**Objective**: Reproduce every line of the material below word for word, omitting the pictures.

**Given records**:
####

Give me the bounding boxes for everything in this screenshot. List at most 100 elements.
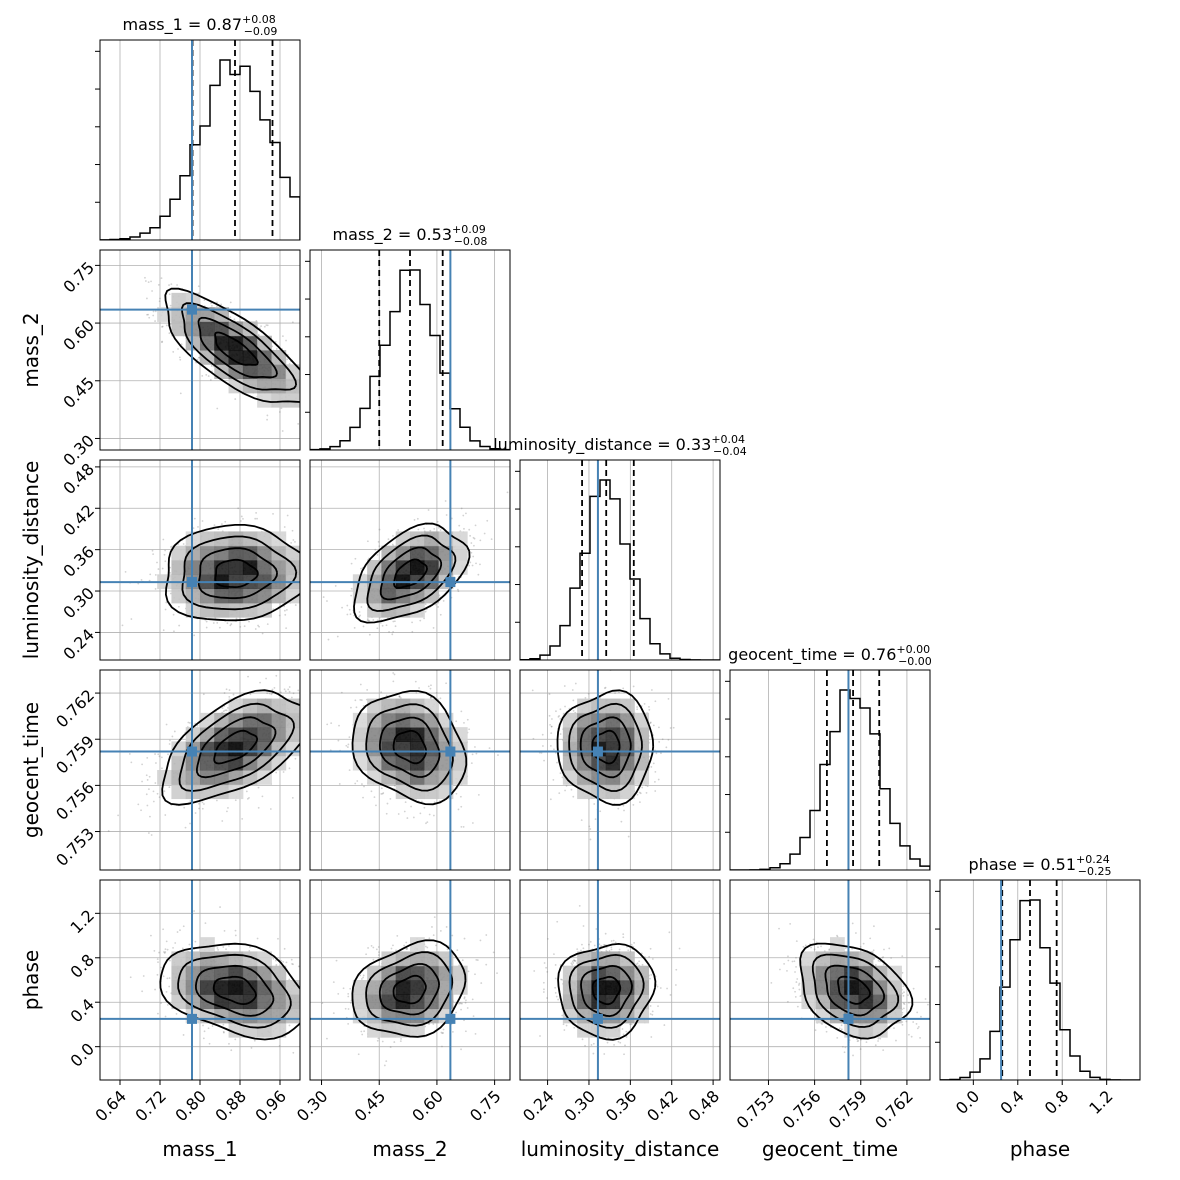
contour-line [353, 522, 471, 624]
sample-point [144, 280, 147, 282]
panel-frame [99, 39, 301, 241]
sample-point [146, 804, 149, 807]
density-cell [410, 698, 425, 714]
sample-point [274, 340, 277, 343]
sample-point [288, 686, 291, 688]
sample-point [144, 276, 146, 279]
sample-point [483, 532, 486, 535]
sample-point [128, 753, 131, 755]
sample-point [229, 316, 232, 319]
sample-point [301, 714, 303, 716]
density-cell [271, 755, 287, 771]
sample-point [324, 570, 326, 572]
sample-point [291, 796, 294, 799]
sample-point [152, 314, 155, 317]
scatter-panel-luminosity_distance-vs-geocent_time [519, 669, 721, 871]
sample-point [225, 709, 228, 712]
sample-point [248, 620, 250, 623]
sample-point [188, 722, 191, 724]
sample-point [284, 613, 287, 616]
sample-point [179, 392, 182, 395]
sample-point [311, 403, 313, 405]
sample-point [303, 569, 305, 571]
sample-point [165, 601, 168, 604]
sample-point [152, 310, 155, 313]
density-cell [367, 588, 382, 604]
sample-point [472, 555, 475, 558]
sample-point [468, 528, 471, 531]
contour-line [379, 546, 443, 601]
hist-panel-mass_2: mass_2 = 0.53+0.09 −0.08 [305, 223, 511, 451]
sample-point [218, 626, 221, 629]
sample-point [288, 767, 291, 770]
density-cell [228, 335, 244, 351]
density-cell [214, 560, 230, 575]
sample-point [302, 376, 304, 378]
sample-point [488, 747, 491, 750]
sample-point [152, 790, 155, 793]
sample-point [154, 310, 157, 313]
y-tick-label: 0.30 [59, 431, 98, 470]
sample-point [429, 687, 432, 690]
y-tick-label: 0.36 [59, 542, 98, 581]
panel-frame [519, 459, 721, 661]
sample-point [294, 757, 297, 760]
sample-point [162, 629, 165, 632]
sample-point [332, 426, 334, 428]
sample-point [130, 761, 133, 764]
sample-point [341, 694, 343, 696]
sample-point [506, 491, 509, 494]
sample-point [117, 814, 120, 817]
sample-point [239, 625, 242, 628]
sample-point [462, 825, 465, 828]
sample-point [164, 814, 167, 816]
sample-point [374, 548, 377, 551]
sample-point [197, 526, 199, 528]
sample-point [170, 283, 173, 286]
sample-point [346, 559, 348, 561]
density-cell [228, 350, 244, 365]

####

**Output**:
Give me the bounding boxes for everything in this screenshot. List at most 100 elements.
contour-line [353, 522, 471, 624]
sample-point [144, 280, 147, 282]
panel-frame [99, 39, 301, 241]
sample-point [146, 804, 149, 807]
density-cell [410, 698, 425, 714]
sample-point [274, 340, 277, 343]
sample-point [288, 686, 291, 688]
sample-point [144, 276, 146, 279]
sample-point [483, 532, 486, 535]
sample-point [128, 753, 131, 755]
sample-point [229, 316, 232, 319]
sample-point [301, 714, 303, 716]
density-cell [271, 755, 287, 771]
sample-point [324, 570, 326, 572]
sample-point [291, 796, 294, 799]
sample-point [152, 314, 155, 317]
scatter-panel-luminosity_distance-vs-geocent_time [519, 669, 721, 871]
sample-point [225, 709, 228, 712]
sample-point [248, 620, 250, 623]
sample-point [188, 722, 191, 724]
sample-point [284, 613, 287, 616]
sample-point [179, 392, 182, 395]
sample-point [311, 403, 313, 405]
sample-point [303, 569, 305, 571]
sample-point [165, 601, 168, 604]
sample-point [152, 310, 155, 313]
density-cell [367, 588, 382, 604]
sample-point [472, 555, 475, 558]
sample-point [468, 528, 471, 531]
contour-line [379, 546, 443, 601]
hist-panel-mass_2: mass_2 = 0.53+0.09 −0.08 [305, 223, 511, 451]
sample-point [218, 626, 221, 629]
sample-point [288, 767, 291, 770]
density-cell [228, 335, 244, 351]
density-cell [214, 560, 230, 575]
sample-point [302, 376, 304, 378]
sample-point [488, 747, 491, 750]
sample-point [152, 790, 155, 793]
sample-point [154, 310, 157, 313]
y-tick-label: 0.30 [59, 431, 98, 470]
sample-point [429, 687, 432, 690]
y-tick-label: 0.36 [59, 542, 98, 581]
panel-frame [519, 459, 721, 661]
sample-point [294, 757, 297, 760]
sample-point [162, 629, 165, 632]
sample-point [332, 426, 334, 428]
sample-point [130, 761, 133, 764]
sample-point [341, 694, 343, 696]
sample-point [506, 491, 509, 494]
sample-point [117, 814, 120, 817]
sample-point [239, 625, 242, 628]
sample-point [462, 825, 465, 828]
sample-point [164, 814, 167, 816]
sample-point [374, 548, 377, 551]
sample-point [197, 526, 199, 528]
sample-point [170, 283, 173, 286]
sample-point [346, 559, 348, 561]
density-cell [228, 350, 244, 365]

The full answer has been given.